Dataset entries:
= = = = =

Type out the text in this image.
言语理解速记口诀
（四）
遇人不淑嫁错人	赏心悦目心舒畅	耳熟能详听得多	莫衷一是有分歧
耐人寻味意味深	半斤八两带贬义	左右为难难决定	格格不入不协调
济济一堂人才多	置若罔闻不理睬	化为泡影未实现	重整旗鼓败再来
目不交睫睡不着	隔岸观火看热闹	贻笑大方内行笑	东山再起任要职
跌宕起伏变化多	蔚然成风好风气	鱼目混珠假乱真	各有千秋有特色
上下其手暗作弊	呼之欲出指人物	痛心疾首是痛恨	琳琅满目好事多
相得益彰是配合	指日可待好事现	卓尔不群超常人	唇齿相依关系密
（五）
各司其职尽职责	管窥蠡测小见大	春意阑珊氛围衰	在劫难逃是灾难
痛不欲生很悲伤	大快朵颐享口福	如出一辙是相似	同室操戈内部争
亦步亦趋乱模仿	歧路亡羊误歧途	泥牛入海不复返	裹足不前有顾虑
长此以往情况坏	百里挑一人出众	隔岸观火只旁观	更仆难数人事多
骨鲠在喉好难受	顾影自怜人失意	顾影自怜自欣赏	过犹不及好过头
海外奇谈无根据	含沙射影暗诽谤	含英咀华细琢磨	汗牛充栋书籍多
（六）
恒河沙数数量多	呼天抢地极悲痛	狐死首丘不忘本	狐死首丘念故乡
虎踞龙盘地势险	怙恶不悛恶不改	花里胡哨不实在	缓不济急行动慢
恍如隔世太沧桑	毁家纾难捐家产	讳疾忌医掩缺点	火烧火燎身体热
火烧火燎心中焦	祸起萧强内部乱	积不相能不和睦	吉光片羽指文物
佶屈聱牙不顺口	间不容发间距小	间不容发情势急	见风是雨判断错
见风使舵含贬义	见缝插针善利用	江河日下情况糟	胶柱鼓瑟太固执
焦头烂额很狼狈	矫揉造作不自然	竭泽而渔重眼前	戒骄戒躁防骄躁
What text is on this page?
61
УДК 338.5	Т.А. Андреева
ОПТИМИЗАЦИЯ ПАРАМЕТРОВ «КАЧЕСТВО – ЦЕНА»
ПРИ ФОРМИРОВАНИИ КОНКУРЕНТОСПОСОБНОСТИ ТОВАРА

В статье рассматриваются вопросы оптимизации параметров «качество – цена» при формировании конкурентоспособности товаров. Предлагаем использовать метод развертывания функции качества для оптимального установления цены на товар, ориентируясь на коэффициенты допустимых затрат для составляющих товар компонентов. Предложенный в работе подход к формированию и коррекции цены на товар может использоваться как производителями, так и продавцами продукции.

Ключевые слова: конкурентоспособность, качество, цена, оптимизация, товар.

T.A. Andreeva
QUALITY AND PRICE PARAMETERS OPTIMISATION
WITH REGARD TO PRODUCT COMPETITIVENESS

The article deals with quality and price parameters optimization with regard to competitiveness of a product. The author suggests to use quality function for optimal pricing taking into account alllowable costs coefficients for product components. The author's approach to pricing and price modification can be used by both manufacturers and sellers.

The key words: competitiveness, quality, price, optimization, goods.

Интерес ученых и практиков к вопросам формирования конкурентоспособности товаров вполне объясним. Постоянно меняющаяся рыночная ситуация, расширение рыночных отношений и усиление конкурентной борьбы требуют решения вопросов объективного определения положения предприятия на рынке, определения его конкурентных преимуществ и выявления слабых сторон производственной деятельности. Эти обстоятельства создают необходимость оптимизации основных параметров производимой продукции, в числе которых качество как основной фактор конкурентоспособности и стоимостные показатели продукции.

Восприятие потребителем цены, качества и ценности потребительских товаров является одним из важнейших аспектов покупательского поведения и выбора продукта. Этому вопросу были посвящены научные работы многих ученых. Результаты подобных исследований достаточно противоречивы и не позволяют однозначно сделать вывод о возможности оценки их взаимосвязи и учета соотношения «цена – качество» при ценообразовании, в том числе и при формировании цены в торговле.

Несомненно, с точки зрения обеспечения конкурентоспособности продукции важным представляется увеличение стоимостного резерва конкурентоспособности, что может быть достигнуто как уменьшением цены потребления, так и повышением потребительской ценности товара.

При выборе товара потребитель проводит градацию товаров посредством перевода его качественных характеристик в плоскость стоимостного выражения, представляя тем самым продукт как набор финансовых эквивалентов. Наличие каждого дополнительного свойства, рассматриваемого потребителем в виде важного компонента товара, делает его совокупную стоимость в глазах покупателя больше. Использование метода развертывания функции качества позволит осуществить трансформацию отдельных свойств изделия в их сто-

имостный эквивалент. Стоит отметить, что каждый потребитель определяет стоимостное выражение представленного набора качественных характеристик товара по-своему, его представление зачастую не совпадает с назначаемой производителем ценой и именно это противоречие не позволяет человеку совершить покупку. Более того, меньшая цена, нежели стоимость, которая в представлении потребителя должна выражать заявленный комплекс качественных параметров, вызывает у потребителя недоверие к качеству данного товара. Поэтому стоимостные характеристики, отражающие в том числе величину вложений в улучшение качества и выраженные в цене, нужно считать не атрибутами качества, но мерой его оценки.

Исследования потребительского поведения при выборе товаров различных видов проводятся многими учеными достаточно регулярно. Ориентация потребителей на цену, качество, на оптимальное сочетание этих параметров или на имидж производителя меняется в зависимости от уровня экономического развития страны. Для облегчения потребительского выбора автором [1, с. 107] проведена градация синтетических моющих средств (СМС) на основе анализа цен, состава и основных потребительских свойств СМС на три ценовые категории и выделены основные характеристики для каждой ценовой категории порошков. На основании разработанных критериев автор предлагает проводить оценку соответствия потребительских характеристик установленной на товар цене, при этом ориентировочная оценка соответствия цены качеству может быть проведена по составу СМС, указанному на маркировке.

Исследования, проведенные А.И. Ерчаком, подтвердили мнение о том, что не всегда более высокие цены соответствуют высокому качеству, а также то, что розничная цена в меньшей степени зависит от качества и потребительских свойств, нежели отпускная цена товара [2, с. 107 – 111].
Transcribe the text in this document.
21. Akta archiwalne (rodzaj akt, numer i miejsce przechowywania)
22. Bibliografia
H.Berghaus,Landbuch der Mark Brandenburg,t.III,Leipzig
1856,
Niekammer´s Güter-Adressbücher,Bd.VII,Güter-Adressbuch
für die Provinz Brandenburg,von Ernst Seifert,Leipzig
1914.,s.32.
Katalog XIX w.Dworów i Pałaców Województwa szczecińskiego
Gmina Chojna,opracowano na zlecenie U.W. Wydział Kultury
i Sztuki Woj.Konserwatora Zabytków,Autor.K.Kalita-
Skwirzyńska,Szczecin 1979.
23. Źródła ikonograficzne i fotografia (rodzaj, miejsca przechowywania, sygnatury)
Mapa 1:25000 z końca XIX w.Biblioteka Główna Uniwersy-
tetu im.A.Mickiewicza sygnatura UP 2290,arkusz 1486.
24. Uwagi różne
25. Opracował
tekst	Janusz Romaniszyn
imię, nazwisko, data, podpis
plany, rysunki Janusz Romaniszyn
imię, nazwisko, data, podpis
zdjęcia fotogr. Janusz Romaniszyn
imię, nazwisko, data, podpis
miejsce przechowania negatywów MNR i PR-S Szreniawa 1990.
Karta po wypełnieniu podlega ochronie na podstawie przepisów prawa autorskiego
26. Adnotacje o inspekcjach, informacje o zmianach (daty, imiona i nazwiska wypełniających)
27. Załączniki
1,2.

= = = = =

In the records above, how many lines contain the word "качественных"? Give the number alone.

2